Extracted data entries
· · ·

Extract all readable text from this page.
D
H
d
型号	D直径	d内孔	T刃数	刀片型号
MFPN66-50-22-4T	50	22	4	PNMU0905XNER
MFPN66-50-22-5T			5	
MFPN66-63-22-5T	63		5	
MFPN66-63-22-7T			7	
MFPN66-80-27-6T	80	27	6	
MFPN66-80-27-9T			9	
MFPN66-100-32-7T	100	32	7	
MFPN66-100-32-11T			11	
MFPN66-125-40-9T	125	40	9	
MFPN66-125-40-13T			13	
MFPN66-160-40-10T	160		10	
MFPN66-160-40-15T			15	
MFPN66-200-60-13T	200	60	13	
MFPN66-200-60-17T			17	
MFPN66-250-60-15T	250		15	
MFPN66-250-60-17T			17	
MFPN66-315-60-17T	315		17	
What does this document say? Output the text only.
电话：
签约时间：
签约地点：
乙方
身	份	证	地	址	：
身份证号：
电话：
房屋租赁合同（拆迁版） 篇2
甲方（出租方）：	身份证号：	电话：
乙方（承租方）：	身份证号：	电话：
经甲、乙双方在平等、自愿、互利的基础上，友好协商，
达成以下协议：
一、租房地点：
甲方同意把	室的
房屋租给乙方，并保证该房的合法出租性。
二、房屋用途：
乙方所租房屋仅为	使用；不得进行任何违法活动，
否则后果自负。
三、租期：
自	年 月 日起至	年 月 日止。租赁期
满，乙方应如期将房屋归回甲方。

· · ·

Exercise aim -
Repeat each record in full; every line must match exactly.

Solution to the exercise -
Extract all readable text from this page.
D
H
d
型号	D直径	d内孔	T刃数	刀片型号
MFPN66-50-22-4T	50	22	4	PNMU0905XNER
MFPN66-50-22-5T			5	
MFPN66-63-22-5T	63		5	
MFPN66-63-22-7T			7	
MFPN66-80-27-6T	80	27	6	
MFPN66-80-27-9T			9	
MFPN66-100-32-7T	100	32	7	
MFPN66-100-32-11T			11	
MFPN66-125-40-9T	125	40	9	
MFPN66-125-40-13T			13	
MFPN66-160-40-10T	160		10	
MFPN66-160-40-15T			15	
MFPN66-200-60-13T	200	60	13	
MFPN66-200-60-17T			17	
MFPN66-250-60-15T	250		15	
MFPN66-250-60-17T			17	
MFPN66-315-60-17T	315		17	
What does this document say? Output the text only.
电话：
签约时间：
签约地点：
乙方
身	份	证	地	址	：
身份证号：
电话：
房屋租赁合同（拆迁版） 篇2
甲方（出租方）：	身份证号：	电话：
乙方（承租方）：	身份证号：	电话：
经甲、乙双方在平等、自愿、互利的基础上，友好协商，
达成以下协议：
一、租房地点：
甲方同意把	室的
房屋租给乙方，并保证该房的合法出租性。
二、房屋用途：
乙方所租房屋仅为	使用；不得进行任何违法活动，
否则后果自负。
三、租期：
自	年 月 日起至	年 月 日止。租赁期
满，乙方应如期将房屋归回甲方。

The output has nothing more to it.